• **Prompt 1**: Reproduce the passage of the commentary on the Syria missile strike from "Last Thursday President" to "from the area.", word for word.

• **Text section**:

Last Thursday President Donald Trump ordered the United States military to fire dozens of missiles against a Syrian airbase in retaliation for that country's use of chemical weapons against civilians in rebel-held territory. A Reuters report described this attack as "the toughest direct U.S. action yet in Syria's six-year-old civil war."
On the other hand, because the Trump administration warned its Russian counterparts prior to launching the attack, the Syrian government had time to evacuate its forces and equipment from the area.
This military action has demonstrated once again that Trump is a flagrant and unapologetic hypocrite. During the 2016 presidential campaign, he repeatedly said he would not intervene militarily in Syria and criticized President Barack Obama's decision to do so.
This military action has demonstrated once again Trump's inconsistent public policy and unpredictable "leadership." As one of his first acts as president, Donald Trump attempted to bar Syrian children and other refugees from entering the United States. In February 2016 he told his supporters during a rally that he could look Syrian children in the face and say, "You can't come":
Look, we don't know where their parents come from. Their parents should always stay with them, that's very important, but we don't know where the parents come from, they have no documentation. They may be ISIL, they may be ISIL-related. It could be a Trojan horse. If 2 percent of those people are bad the trouble is unbelievable.
Trump's son Donald Jr. even went so far as to compare Syrian refugees to poisoned candy: "If I had a bowl of Skittles and I told you just three would kill you, would you take a handful? That's our Syrian refugee problem."
Now Trump is apparently so deeply shaken by images of dead and dying children that he has ordered an attack on the Syrian government, even though his "Muslim ban" sought to put those same innocent children in harm's way. Such a fact appears lost on Trump and his enablers.
This military action comes at a time of dangerous instability in the State Department. Because of Trump's desire for chaos, confusion and political score settling, hundreds of key diplomatic and other administrative posts remain unfilled in the State Department and elsewhere in the executive branch. Secretary of State Rex Tillerson is a man with no diplomatic experience, other than leading a multinational corporation and serving its desire for maximum profit by any means necessary. Tillerson did not want to be America's chief diplomat, according to reports. His wife, a Christian fundamentalist and "prayer warrior," apparently told Tillerson it was "God's plan" that he assume the office.

• **Records provided**:
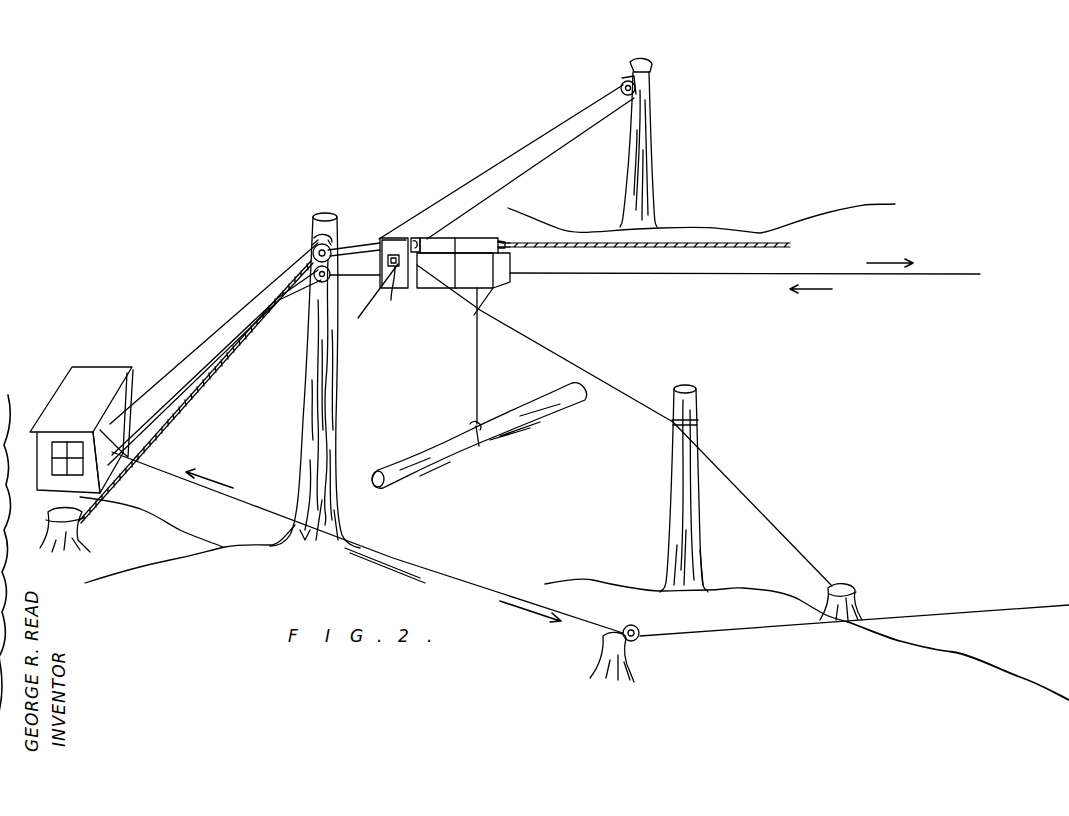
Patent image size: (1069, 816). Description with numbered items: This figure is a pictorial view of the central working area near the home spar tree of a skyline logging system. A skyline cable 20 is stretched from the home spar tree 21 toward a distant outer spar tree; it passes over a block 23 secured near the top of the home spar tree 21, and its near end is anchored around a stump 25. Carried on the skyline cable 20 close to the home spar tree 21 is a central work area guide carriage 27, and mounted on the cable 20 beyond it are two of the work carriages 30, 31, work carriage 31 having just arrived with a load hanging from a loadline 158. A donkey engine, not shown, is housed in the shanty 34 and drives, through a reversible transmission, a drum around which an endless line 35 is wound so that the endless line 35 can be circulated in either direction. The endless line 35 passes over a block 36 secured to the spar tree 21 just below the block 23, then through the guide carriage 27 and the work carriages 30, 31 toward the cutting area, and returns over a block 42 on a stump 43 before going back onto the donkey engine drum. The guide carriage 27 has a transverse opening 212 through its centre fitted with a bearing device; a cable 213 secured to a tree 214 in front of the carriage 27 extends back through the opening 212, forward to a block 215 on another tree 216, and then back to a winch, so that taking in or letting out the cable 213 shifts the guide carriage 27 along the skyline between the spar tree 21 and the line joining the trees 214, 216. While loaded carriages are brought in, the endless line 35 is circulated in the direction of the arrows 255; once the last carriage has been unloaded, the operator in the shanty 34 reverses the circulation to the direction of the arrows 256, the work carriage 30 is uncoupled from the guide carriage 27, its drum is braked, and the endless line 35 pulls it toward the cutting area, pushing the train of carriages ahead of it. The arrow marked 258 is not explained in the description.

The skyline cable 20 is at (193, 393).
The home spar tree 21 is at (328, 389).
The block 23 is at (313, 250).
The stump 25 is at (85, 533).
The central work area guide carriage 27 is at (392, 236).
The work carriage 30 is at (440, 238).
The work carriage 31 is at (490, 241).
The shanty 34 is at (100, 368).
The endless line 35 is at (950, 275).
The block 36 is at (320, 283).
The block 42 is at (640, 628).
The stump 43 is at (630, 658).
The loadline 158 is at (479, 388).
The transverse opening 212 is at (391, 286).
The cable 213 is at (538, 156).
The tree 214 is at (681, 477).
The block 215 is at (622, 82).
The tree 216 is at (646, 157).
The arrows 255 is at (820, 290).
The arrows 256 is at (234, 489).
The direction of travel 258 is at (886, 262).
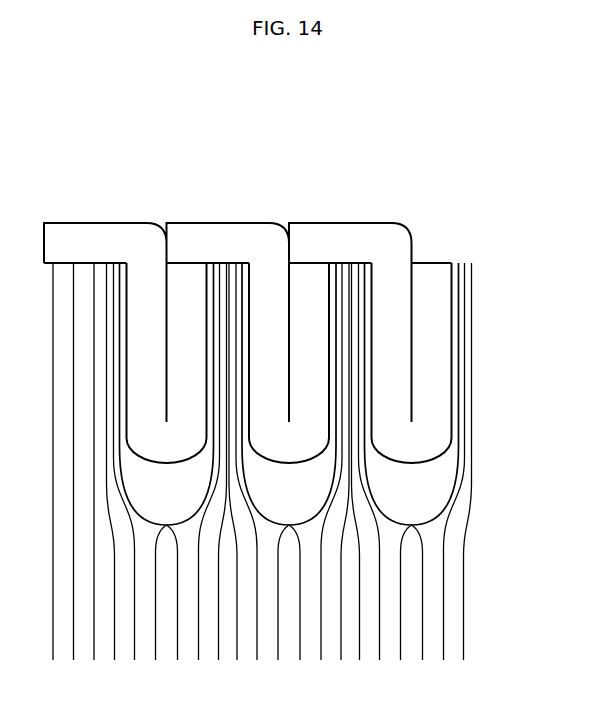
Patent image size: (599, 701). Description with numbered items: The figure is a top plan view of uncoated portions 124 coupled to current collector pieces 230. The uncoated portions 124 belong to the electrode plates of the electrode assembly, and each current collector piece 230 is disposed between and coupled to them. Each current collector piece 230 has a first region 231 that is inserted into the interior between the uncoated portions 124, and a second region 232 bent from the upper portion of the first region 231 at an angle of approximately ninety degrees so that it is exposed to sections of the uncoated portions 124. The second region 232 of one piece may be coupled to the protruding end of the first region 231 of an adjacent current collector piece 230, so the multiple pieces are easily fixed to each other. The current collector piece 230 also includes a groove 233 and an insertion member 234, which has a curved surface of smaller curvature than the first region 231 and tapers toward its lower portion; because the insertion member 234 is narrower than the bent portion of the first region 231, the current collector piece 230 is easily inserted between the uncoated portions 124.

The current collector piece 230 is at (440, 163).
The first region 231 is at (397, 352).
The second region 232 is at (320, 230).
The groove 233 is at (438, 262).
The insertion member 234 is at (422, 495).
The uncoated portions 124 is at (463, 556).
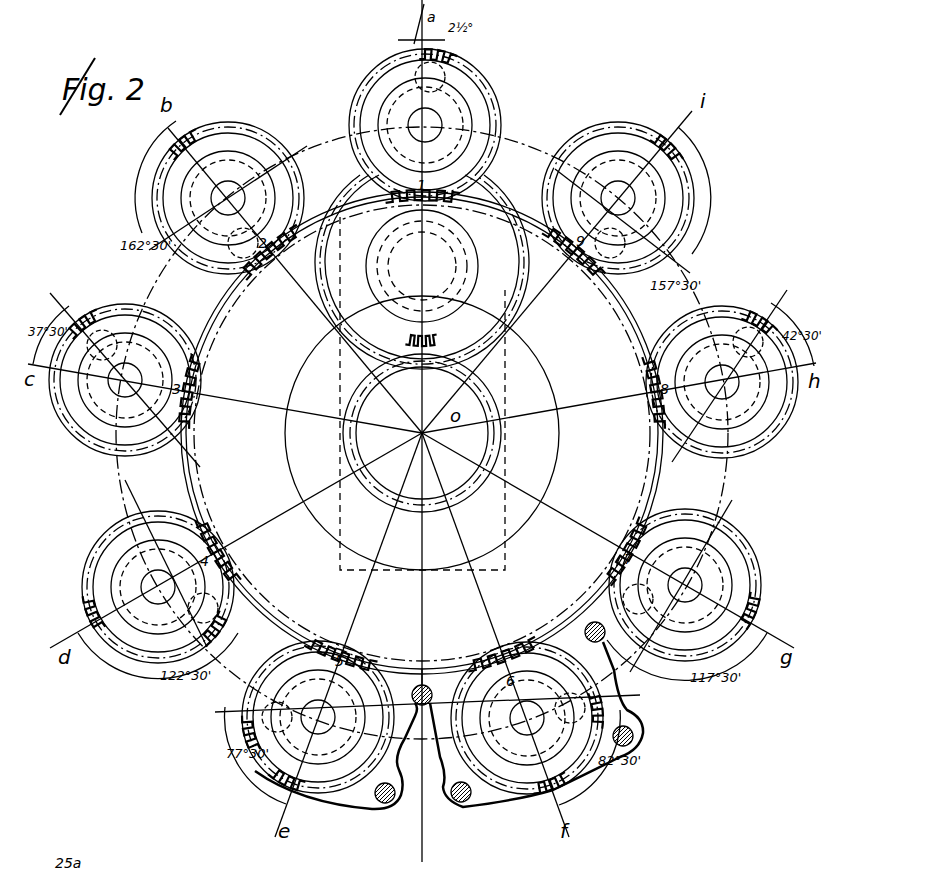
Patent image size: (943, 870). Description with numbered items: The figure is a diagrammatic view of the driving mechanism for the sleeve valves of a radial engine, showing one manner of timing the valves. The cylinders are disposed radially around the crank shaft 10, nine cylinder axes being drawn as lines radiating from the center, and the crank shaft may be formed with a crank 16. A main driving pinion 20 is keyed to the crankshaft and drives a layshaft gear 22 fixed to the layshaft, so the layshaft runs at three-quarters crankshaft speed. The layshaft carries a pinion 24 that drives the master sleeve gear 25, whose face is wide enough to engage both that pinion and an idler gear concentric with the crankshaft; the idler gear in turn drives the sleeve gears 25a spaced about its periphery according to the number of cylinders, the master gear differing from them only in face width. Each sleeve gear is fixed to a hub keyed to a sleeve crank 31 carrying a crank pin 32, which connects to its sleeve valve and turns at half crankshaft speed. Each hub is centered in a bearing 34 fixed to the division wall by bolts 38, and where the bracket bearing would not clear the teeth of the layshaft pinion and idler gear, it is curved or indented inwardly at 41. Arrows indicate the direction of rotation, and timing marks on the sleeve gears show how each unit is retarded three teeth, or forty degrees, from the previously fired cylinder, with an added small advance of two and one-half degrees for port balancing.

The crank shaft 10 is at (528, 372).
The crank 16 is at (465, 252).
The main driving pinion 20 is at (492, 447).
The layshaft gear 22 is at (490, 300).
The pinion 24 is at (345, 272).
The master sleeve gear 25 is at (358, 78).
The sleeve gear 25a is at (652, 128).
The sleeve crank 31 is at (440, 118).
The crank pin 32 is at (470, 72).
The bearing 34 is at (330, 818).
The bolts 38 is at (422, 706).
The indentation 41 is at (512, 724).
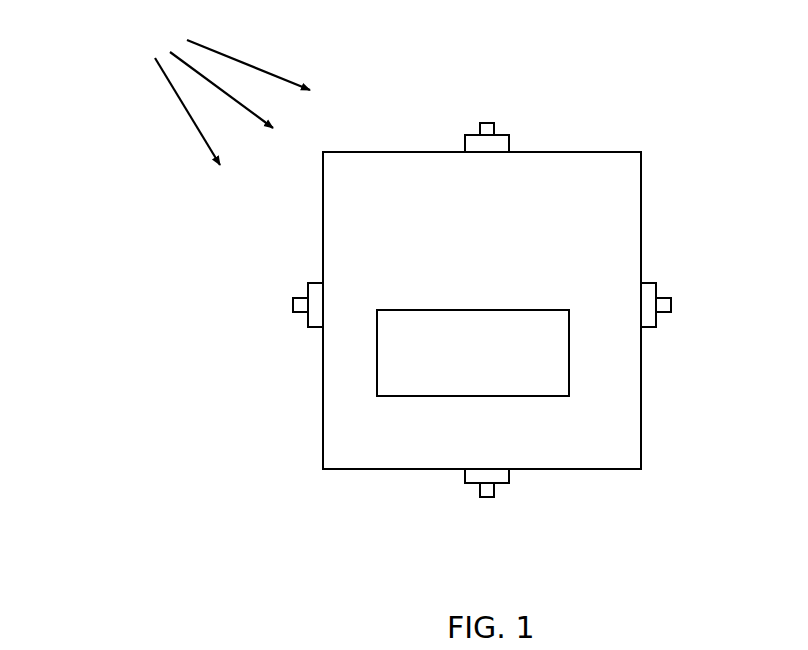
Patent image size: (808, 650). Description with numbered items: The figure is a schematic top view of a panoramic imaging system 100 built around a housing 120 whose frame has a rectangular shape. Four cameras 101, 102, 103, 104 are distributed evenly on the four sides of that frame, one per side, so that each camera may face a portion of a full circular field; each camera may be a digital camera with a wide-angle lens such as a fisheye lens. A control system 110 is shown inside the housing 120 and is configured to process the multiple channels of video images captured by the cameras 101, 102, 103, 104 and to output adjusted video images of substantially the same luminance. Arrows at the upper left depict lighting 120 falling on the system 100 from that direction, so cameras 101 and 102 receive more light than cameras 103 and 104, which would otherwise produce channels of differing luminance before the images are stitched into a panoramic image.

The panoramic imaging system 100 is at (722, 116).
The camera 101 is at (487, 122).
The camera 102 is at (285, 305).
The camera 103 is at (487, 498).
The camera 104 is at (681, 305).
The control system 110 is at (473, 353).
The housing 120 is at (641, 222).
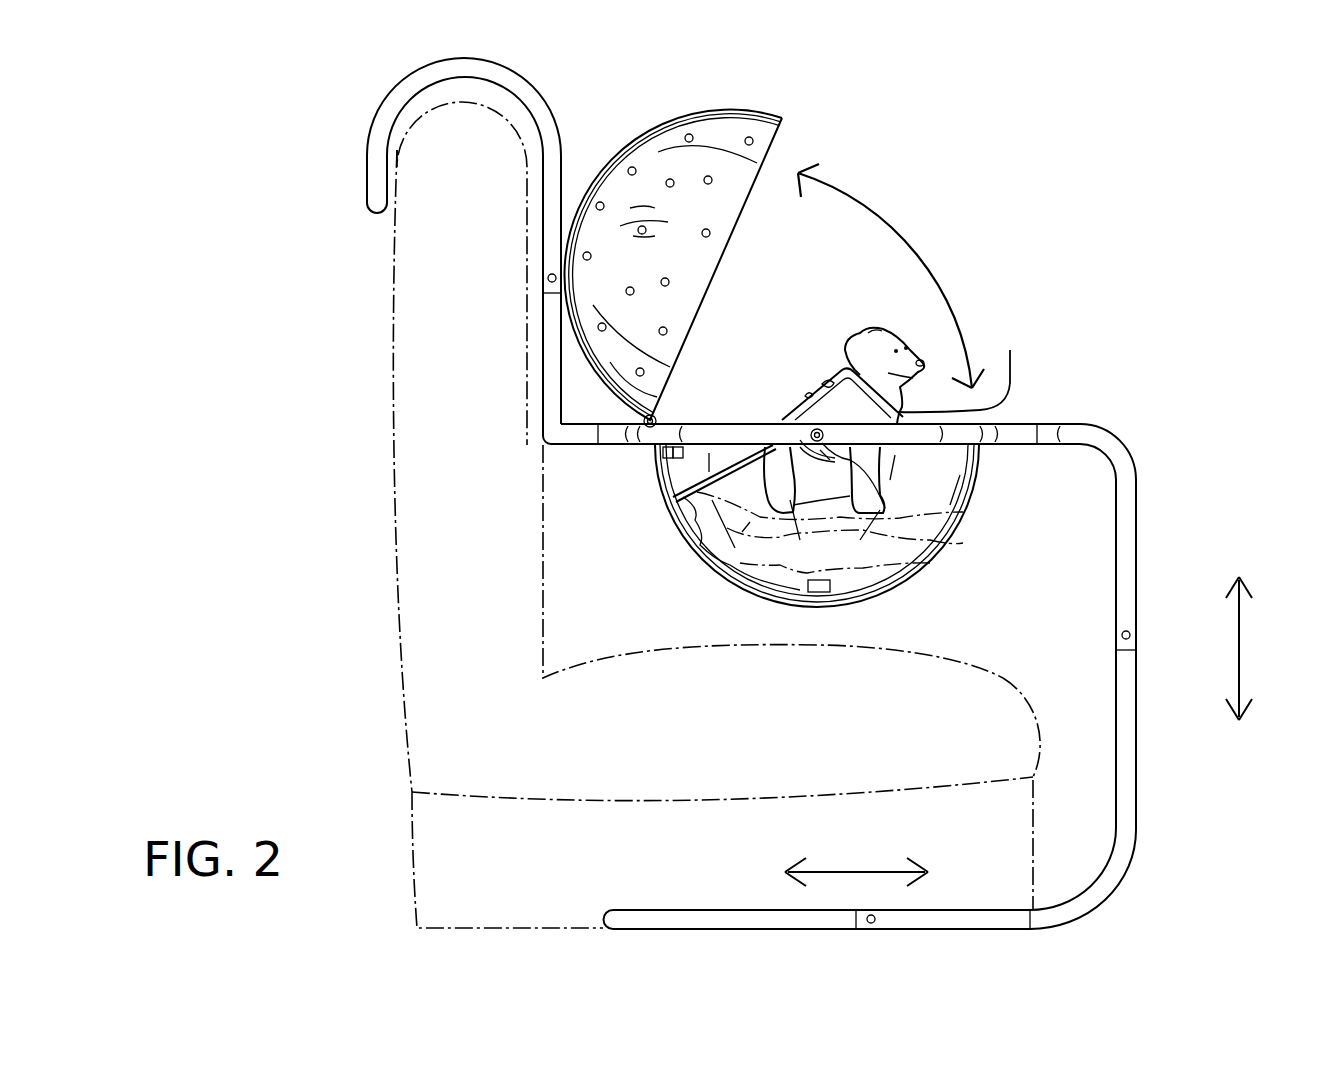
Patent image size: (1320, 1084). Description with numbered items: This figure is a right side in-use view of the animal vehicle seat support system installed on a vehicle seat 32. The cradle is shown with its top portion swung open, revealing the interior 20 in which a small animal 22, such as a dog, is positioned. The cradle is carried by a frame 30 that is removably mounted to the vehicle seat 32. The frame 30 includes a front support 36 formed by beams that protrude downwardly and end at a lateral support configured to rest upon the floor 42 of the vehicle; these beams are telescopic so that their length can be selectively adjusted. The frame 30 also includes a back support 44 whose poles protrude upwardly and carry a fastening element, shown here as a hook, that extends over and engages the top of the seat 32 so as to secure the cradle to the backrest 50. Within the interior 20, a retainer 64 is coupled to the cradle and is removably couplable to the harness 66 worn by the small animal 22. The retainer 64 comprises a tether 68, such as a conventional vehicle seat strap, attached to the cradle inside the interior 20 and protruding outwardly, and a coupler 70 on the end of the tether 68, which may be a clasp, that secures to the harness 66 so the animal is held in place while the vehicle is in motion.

• **Prompt 2**: In the listing, rename "schematic" to "diagrammatic" in the lines from the line with "Patent image size: (808, 650)." to the line with "The housing 120 is at (641, 222).", leaving all else unchanged, and give back only those lines.

• **Exercise answer 1**:
Last Thursday President Donald Trump ordered the United States military to fire dozens of missiles against a Syrian airbase in retaliation for that country's use of chemical weapons against civilians in rebel-held territory. A Reuters report described this attack as "the toughest direct U.S. action yet in Syria's six-year-old civil war."
On the other hand, because the Trump administration warned its Russian counterparts prior to launching the attack, the Syrian government had time to evacuate its forces and equipment from the area.

• **Exercise answer 2**:
Patent image size: (808, 650). Description with numbered items: The figure is a diagrammatic top view of a panoramic imaging system 100 built around a housing 120 whose frame has a rectangular shape. Four cameras 101, 102, 103, 104 are distributed evenly on the four sides of that frame, one per side, so that each camera may face a portion of a full circular field; each camera may be a digital camera with a wide-angle lens such as a fisheye lens. A control system 110 is shown inside the housing 120 and is configured to process the multiple channels of video images captured by the cameras 101, 102, 103, 104 and to output adjusted video images of substantially the same luminance. Arrows at the upper left depict lighting 120 falling on the system 100 from that direction, so cameras 101 and 102 receive more light than cameras 103 and 104, which would otherwise produce channels of differing luminance before the images are stitched into a panoramic image.

The panoramic imaging system 100 is at (722, 116).
The camera 101 is at (487, 122).
The camera 102 is at (285, 305).
The camera 103 is at (487, 498).
The camera 104 is at (681, 305).
The control system 110 is at (473, 353).
The housing 120 is at (641, 222).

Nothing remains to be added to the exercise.